Ore 02.25. Una tv privata qualsiasi.

Ore 11:30. Via Libertà, Palermo.
Ed io pressoché al centro.

Ha sempre ragione lui

Certo, al primo ascolto ho pensato fosse andato fuori di testa, ma poi divento fascista, quando si tratta di lui. Perché ha sempre ragione, anche quando fa un disco delirante, nel senso puro del termine.

Imparare ad essere lombardi/2

Potrei anche indignarmi per il comportamento del consigliere di Lega indifferente alla morte di quattro bimbi Rom.
Se non fosse che comincio a non farci più caso, se già due su tre dei colleghi con cui passo il più delle mie giornate neanche sono stati sfiorati dall’idea, al mio ritorno in ufficio dopo una settimana, di chiedermi come possa essere andata l’operazione a mio padre.

■ **Compito A**
Riproduci il passo dell'estratto che comincia con "Ore 11:30. Via" e prosegue fino a "quattro bimbi Rom.".
■ **Compito B**
Secondo l'estratto, in quale via di Palermo si colloca l'annotazione delle ore 11:30?
■ **Compito C**
Nell'estratto, sotto il titolo "Imparare ad essere lombardi/2", quali persone o gruppi di persone vengono menzionati, oltre a chi scrive? Elencali tutti.

■ **Materiale raccolto**
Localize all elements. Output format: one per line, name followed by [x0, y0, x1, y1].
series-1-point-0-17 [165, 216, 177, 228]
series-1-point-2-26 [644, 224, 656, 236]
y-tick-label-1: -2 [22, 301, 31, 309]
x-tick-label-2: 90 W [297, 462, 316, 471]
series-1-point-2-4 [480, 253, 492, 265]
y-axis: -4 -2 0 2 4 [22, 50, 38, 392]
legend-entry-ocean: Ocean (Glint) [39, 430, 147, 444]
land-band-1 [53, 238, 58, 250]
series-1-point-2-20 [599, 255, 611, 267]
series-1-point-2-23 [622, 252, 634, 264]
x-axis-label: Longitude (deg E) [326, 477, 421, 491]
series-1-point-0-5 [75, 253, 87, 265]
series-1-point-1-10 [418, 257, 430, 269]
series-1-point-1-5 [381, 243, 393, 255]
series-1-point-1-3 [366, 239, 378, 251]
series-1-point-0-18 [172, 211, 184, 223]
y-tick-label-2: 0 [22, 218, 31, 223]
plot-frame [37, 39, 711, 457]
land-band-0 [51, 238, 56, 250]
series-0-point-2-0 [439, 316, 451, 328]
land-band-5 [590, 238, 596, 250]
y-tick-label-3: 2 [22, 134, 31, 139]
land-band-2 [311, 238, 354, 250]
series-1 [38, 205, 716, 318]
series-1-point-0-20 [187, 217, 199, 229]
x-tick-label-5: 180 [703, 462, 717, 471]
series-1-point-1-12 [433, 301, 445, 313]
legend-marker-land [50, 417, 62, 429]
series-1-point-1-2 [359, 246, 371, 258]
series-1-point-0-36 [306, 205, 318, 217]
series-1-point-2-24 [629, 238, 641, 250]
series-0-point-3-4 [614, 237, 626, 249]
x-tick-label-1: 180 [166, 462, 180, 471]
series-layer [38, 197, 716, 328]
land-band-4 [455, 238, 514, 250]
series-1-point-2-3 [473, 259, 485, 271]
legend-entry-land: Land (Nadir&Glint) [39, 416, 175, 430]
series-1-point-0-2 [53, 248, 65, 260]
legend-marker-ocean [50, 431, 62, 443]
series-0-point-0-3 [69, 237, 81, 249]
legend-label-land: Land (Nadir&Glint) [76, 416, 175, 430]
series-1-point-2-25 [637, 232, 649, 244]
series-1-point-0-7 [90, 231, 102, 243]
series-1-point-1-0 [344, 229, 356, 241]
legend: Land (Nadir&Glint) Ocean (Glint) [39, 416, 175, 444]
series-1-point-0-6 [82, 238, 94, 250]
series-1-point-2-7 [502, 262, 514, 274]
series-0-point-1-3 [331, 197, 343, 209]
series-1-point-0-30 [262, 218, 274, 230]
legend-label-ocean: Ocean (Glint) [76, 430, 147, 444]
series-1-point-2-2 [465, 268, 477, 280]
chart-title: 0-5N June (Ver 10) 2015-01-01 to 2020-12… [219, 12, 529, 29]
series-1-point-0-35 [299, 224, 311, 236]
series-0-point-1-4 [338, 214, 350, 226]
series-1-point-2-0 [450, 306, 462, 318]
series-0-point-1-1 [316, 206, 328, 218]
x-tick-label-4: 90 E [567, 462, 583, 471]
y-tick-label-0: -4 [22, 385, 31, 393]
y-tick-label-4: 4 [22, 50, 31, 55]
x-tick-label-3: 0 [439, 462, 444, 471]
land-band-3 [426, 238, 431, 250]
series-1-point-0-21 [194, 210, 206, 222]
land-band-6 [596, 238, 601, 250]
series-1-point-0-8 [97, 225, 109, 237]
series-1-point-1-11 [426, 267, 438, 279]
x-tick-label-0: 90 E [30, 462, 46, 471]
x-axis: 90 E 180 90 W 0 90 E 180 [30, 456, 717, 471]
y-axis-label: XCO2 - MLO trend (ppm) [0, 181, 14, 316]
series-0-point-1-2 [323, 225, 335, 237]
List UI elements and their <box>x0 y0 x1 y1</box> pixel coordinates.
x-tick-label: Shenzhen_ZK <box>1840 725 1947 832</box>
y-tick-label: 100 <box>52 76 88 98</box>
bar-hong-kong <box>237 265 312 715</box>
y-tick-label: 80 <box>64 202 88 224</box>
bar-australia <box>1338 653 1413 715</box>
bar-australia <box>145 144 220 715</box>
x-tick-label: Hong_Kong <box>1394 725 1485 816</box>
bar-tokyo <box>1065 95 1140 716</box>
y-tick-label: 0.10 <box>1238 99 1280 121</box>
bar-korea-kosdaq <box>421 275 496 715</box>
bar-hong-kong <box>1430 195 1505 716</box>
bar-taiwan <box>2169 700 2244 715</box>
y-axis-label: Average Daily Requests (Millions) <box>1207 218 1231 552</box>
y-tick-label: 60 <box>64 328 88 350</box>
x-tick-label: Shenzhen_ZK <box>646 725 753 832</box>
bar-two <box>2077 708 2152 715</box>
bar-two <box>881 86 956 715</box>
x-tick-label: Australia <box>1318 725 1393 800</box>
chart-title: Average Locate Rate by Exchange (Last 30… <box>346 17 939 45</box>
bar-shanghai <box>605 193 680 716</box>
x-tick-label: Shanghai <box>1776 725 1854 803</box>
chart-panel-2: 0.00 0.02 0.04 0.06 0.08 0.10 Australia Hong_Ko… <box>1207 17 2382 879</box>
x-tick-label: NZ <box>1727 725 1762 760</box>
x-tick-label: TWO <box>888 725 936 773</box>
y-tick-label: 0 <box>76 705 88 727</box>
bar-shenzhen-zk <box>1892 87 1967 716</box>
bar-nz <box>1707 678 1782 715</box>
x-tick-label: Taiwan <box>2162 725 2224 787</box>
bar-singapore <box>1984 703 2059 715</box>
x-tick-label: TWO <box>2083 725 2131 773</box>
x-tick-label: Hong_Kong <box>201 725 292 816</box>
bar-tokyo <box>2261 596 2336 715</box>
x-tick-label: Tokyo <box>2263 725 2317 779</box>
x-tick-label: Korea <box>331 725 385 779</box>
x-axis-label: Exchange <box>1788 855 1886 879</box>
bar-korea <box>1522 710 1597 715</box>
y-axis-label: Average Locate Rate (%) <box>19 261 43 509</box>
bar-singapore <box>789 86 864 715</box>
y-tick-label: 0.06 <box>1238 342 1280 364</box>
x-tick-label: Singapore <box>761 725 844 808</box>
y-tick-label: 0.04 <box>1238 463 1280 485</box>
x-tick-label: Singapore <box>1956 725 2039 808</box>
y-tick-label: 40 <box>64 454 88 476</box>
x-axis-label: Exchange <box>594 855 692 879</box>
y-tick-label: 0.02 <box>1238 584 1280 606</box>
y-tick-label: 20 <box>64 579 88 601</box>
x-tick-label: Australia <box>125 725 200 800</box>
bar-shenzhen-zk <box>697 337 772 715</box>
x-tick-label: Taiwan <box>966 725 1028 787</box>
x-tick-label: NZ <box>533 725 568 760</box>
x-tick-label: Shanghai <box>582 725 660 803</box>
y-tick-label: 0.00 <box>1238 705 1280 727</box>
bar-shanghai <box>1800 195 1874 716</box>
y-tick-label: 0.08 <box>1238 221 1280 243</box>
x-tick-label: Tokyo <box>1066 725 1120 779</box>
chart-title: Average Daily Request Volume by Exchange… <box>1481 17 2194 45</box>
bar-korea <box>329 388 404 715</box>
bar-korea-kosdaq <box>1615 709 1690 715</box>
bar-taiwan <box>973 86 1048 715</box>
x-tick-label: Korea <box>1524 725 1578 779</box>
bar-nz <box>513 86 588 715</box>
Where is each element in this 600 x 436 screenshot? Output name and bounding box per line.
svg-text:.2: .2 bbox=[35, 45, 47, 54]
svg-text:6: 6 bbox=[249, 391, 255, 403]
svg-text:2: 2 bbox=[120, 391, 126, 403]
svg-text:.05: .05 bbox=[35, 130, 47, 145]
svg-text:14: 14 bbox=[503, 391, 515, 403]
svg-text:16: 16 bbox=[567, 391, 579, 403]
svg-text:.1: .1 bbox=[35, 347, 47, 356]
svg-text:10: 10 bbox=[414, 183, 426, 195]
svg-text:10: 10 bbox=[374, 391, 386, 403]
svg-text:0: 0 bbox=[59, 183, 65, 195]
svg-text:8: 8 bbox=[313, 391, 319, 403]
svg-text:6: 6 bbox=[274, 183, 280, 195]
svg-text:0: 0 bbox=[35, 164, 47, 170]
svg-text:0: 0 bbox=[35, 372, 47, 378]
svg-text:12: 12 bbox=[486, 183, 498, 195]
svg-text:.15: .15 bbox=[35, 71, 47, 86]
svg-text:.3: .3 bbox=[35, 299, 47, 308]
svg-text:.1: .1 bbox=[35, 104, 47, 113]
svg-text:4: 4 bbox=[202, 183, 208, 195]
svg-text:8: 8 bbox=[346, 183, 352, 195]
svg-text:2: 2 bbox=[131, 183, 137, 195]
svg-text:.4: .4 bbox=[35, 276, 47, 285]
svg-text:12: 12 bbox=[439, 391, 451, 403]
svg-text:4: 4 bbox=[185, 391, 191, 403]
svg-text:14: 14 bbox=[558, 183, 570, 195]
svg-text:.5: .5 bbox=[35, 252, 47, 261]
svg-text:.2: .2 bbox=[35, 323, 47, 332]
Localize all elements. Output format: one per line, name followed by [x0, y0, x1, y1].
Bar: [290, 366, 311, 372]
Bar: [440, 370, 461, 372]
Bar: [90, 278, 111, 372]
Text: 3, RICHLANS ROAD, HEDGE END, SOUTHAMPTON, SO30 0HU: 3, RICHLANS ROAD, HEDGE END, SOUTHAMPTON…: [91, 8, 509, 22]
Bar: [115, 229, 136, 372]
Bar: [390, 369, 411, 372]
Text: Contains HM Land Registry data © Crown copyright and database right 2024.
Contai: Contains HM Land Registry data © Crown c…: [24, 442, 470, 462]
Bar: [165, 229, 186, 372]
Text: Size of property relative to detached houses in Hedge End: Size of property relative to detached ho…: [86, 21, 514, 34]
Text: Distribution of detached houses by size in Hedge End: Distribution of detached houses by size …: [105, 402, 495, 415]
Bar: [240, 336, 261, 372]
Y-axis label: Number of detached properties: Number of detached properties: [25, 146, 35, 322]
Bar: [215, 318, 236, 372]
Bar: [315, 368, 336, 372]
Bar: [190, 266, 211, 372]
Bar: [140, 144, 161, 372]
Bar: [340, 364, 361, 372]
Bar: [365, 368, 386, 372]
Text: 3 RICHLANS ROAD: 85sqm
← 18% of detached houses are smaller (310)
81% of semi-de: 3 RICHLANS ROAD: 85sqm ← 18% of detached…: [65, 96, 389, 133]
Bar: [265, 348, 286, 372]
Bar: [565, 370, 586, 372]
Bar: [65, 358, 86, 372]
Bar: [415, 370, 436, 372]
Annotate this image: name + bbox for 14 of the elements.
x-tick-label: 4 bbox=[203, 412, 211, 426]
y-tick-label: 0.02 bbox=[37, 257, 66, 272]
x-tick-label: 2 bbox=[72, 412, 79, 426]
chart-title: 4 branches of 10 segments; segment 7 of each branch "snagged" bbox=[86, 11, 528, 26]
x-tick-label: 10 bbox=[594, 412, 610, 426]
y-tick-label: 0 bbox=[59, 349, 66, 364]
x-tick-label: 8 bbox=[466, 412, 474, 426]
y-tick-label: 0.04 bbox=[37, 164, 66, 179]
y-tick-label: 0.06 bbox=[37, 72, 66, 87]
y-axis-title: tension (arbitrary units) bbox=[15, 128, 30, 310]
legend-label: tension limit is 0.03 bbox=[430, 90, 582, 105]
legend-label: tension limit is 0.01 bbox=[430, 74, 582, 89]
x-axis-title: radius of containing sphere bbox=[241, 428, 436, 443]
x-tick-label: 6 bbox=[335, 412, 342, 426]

■ **Risposta scritta A**
Ore 11:30. Via Libertà, Palermo.
Ed io pressoché al centro.

Ha sempre ragione lui

Certo, al primo ascolto ho pensato fosse andato fuori di testa, ma poi divento fascista, quando si tratta di lui. Perché ha sempre ragione, anche quando fa un disco delirante, nel senso puro del termine.

Imparare ad essere lombardi/2

Potrei anche indignarmi per il comportamento del consigliere di Lega indifferente alla morte di quattro bimbi Rom.

■ **Risposta scritta B**
Via Libertà.

■ **Risposta scritta C**
- il consigliere di Lega
- quattro bimbi Rom
- due su tre dei colleghi
- il padre di chi scrive